#### [INSTRUCTIONS TO FOLLOW]
Reproduce each of the following lines character for character, keeping them in their original order.

#### [INFORMATION GIVEN]
- - - - - - -

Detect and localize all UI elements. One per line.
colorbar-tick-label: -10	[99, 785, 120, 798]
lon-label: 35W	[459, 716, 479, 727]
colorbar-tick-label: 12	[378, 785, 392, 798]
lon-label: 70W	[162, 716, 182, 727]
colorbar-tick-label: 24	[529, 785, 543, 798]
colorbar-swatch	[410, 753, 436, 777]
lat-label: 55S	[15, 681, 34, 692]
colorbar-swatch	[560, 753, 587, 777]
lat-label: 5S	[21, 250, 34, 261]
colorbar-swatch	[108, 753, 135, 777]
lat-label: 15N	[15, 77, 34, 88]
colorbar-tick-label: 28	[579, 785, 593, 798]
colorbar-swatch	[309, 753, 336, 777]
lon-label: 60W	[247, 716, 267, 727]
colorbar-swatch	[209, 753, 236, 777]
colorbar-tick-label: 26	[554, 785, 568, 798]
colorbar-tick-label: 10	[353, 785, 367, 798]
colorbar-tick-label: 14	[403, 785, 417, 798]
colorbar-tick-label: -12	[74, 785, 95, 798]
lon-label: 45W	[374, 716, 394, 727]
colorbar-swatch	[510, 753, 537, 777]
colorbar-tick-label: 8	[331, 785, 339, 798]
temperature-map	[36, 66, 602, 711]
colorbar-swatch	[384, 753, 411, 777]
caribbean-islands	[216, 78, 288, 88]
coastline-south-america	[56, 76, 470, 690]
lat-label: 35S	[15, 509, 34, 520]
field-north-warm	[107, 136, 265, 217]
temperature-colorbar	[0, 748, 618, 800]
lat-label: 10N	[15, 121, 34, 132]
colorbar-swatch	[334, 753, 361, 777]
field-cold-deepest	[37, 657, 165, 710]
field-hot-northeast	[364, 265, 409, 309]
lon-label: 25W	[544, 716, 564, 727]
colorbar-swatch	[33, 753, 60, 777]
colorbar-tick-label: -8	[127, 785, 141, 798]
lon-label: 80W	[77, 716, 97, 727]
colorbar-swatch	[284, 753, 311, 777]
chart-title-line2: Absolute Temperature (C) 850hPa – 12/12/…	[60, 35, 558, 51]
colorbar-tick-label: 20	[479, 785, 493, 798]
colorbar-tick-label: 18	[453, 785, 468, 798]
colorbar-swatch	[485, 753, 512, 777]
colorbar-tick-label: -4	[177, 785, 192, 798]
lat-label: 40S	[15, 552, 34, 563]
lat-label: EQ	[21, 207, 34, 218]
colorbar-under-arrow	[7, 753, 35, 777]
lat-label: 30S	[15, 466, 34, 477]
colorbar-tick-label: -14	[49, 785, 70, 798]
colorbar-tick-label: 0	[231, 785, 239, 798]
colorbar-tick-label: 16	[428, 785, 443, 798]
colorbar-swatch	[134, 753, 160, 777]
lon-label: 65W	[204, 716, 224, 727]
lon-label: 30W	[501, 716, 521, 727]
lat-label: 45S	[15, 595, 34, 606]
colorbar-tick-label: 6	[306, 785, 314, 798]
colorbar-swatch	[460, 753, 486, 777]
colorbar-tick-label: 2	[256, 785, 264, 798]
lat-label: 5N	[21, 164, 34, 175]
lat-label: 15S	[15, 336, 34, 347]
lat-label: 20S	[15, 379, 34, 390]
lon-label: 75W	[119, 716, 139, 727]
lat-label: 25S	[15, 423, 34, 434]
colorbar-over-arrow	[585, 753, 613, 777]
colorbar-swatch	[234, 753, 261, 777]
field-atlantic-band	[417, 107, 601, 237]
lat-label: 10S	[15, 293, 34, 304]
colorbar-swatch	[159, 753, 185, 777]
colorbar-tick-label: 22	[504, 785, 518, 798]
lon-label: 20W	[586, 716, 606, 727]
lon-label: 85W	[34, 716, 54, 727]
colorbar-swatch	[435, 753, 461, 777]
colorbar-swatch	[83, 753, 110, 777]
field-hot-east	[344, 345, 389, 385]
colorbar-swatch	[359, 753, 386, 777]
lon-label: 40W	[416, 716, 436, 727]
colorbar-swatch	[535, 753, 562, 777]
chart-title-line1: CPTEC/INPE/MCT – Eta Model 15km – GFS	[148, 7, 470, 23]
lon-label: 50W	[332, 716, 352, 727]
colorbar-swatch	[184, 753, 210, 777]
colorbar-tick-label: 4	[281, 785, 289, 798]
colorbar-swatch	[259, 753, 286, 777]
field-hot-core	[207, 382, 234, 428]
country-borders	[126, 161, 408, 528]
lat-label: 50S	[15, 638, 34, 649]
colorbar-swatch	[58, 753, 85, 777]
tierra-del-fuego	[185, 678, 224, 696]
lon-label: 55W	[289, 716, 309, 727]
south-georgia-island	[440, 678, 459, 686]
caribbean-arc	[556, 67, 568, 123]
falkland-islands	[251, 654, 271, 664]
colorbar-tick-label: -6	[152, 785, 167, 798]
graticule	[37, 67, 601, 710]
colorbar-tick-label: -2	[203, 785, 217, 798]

- - - - - - -

#### [CORRECT RESPONSE]
Detect and localize all UI elements. One per line.
colorbar-tick-label: -10	[99, 785, 120, 798]
lon-label: 35W	[459, 716, 479, 727]
colorbar-tick-label: 12	[378, 785, 392, 798]
lon-label: 70W	[162, 716, 182, 727]
colorbar-tick-label: 24	[529, 785, 543, 798]
colorbar-swatch	[410, 753, 436, 777]
lat-label: 55S	[15, 681, 34, 692]
colorbar-swatch	[560, 753, 587, 777]
lat-label: 5S	[21, 250, 34, 261]
colorbar-swatch	[108, 753, 135, 777]
lat-label: 15N	[15, 77, 34, 88]
colorbar-tick-label: 28	[579, 785, 593, 798]
colorbar-swatch	[309, 753, 336, 777]
lon-label: 60W	[247, 716, 267, 727]
colorbar-swatch	[209, 753, 236, 777]
colorbar-tick-label: 26	[554, 785, 568, 798]
colorbar-tick-label: 10	[353, 785, 367, 798]
colorbar-tick-label: 14	[403, 785, 417, 798]
colorbar-tick-label: -12	[74, 785, 95, 798]
lon-label: 45W	[374, 716, 394, 727]
colorbar-swatch	[510, 753, 537, 777]
colorbar-tick-label: 8	[331, 785, 339, 798]
temperature-map	[36, 66, 602, 711]
colorbar-swatch	[384, 753, 411, 777]
caribbean-islands	[216, 78, 288, 88]
coastline-south-america	[56, 76, 470, 690]
lat-label: 35S	[15, 509, 34, 520]
field-north-warm	[107, 136, 265, 217]
temperature-colorbar	[0, 748, 618, 800]
lat-label: 10N	[15, 121, 34, 132]
colorbar-swatch	[334, 753, 361, 777]
field-cold-deepest	[37, 657, 165, 710]
field-hot-northeast	[364, 265, 409, 309]
lon-label: 25W	[544, 716, 564, 727]
colorbar-swatch	[33, 753, 60, 777]
colorbar-tick-label: -8	[127, 785, 141, 798]
lon-label: 80W	[77, 716, 97, 727]
colorbar-swatch	[284, 753, 311, 777]
chart-title-line2: Absolute Temperature (C) 850hPa – 12/12/…	[60, 35, 558, 51]
colorbar-tick-label: 20	[479, 785, 493, 798]
colorbar-tick-label: 18	[453, 785, 468, 798]
colorbar-swatch	[485, 753, 512, 777]
colorbar-tick-label: -4	[177, 785, 192, 798]
lat-label: 40S	[15, 552, 34, 563]
lat-label: EQ	[21, 207, 34, 218]
colorbar-under-arrow	[7, 753, 35, 777]
lat-label: 30S	[15, 466, 34, 477]
colorbar-tick-label: -14	[49, 785, 70, 798]
colorbar-tick-label: 0	[231, 785, 239, 798]
colorbar-tick-label: 16	[428, 785, 443, 798]
colorbar-swatch	[134, 753, 160, 777]
lon-label: 65W	[204, 716, 224, 727]
lon-label: 30W	[501, 716, 521, 727]
lat-label: 45S	[15, 595, 34, 606]
colorbar-tick-label: 6	[306, 785, 314, 798]
colorbar-swatch	[460, 753, 486, 777]
colorbar-tick-label: 2	[256, 785, 264, 798]
lat-label: 5N	[21, 164, 34, 175]
lat-label: 15S	[15, 336, 34, 347]
lat-label: 20S	[15, 379, 34, 390]
lon-label: 75W	[119, 716, 139, 727]
lat-label: 25S	[15, 423, 34, 434]
colorbar-over-arrow	[585, 753, 613, 777]
colorbar-swatch	[234, 753, 261, 777]
field-atlantic-band	[417, 107, 601, 237]
lat-label: 10S	[15, 293, 34, 304]
colorbar-swatch	[159, 753, 185, 777]
colorbar-tick-label: 22	[504, 785, 518, 798]
lon-label: 20W	[586, 716, 606, 727]
lon-label: 85W	[34, 716, 54, 727]
colorbar-swatch	[435, 753, 461, 777]
colorbar-swatch	[83, 753, 110, 777]
field-hot-east	[344, 345, 389, 385]
colorbar-swatch	[359, 753, 386, 777]
lon-label: 40W	[416, 716, 436, 727]
colorbar-swatch	[535, 753, 562, 777]
chart-title-line1: CPTEC/INPE/MCT – Eta Model 15km – GFS	[148, 7, 470, 23]
lon-label: 50W	[332, 716, 352, 727]
colorbar-swatch	[184, 753, 210, 777]
colorbar-tick-label: 4	[281, 785, 289, 798]
colorbar-swatch	[259, 753, 286, 777]
field-hot-core	[207, 382, 234, 428]
country-borders	[126, 161, 408, 528]
lat-label: 50S	[15, 638, 34, 649]
colorbar-swatch	[58, 753, 85, 777]
tierra-del-fuego	[185, 678, 224, 696]
lon-label: 55W	[289, 716, 309, 727]
south-georgia-island	[440, 678, 459, 686]
caribbean-arc	[556, 67, 568, 123]
falkland-islands	[251, 654, 271, 664]
colorbar-tick-label: -6	[152, 785, 167, 798]
graticule	[37, 67, 601, 710]
colorbar-tick-label: -2	[203, 785, 217, 798]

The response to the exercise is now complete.